> **TASK STATEMENT**
Select the lines that hold the word "kind" and copy each one.
--- start of SUPPLIED INFORMATION ---
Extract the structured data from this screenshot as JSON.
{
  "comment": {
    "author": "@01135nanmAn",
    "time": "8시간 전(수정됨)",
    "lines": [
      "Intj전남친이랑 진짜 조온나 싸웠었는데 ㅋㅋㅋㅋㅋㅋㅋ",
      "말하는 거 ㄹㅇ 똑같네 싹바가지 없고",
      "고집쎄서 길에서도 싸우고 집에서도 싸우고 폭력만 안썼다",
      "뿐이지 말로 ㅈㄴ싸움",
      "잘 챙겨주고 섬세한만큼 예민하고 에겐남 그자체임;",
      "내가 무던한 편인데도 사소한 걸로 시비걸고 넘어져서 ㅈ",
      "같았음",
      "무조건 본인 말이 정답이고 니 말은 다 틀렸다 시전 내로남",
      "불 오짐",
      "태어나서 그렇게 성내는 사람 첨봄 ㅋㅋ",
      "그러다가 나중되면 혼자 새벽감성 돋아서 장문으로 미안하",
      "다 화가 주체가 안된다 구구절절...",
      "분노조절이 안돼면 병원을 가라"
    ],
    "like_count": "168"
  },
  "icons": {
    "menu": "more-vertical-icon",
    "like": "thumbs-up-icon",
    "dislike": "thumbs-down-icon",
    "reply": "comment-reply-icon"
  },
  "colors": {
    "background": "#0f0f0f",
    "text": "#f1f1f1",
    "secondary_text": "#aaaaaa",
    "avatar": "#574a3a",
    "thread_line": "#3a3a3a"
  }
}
--- end of SUPPLIED INFORMATION ---
--- start of SUPPLIED INFORMATION ---
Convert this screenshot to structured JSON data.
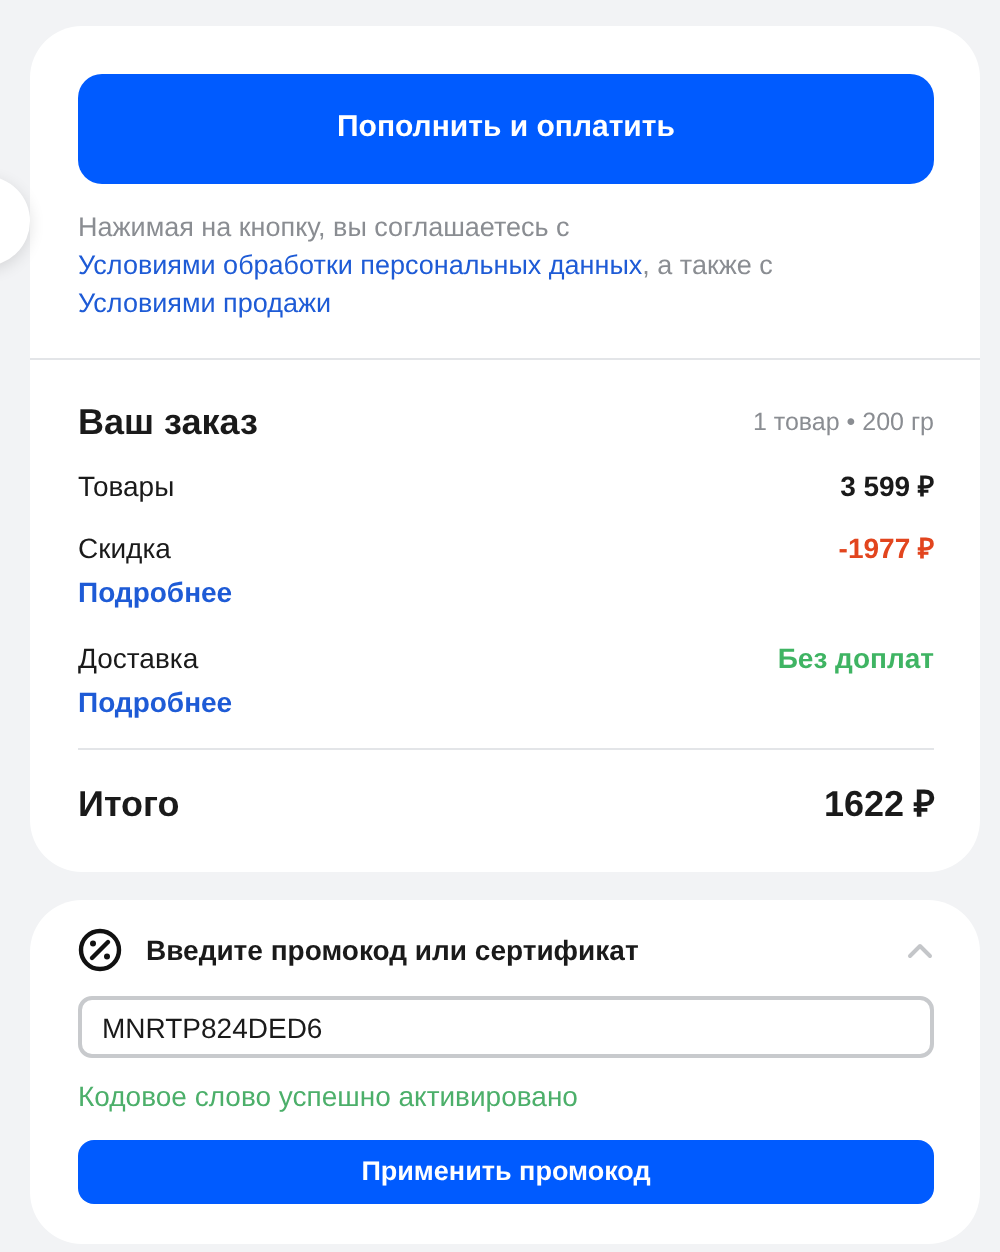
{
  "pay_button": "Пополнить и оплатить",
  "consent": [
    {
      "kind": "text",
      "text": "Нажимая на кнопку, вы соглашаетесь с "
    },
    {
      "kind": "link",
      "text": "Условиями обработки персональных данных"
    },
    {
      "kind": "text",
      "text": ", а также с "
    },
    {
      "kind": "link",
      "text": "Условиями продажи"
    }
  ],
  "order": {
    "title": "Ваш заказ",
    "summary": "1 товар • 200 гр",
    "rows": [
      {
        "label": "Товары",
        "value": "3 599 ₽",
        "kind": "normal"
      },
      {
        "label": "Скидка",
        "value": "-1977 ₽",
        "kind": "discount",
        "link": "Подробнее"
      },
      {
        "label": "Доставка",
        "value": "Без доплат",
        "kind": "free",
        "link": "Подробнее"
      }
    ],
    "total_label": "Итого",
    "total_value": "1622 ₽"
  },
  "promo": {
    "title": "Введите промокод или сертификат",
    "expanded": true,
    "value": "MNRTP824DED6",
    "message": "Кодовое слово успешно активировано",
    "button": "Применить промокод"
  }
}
--- end of SUPPLIED INFORMATION ---
> **SOLUTION FOR THIS EXERCISE**
      "kind": "text",
      "kind": "link",
      "kind": "text",
      "kind": "link",
        "kind": "normal"
        "kind": "discount",
        "kind": "free",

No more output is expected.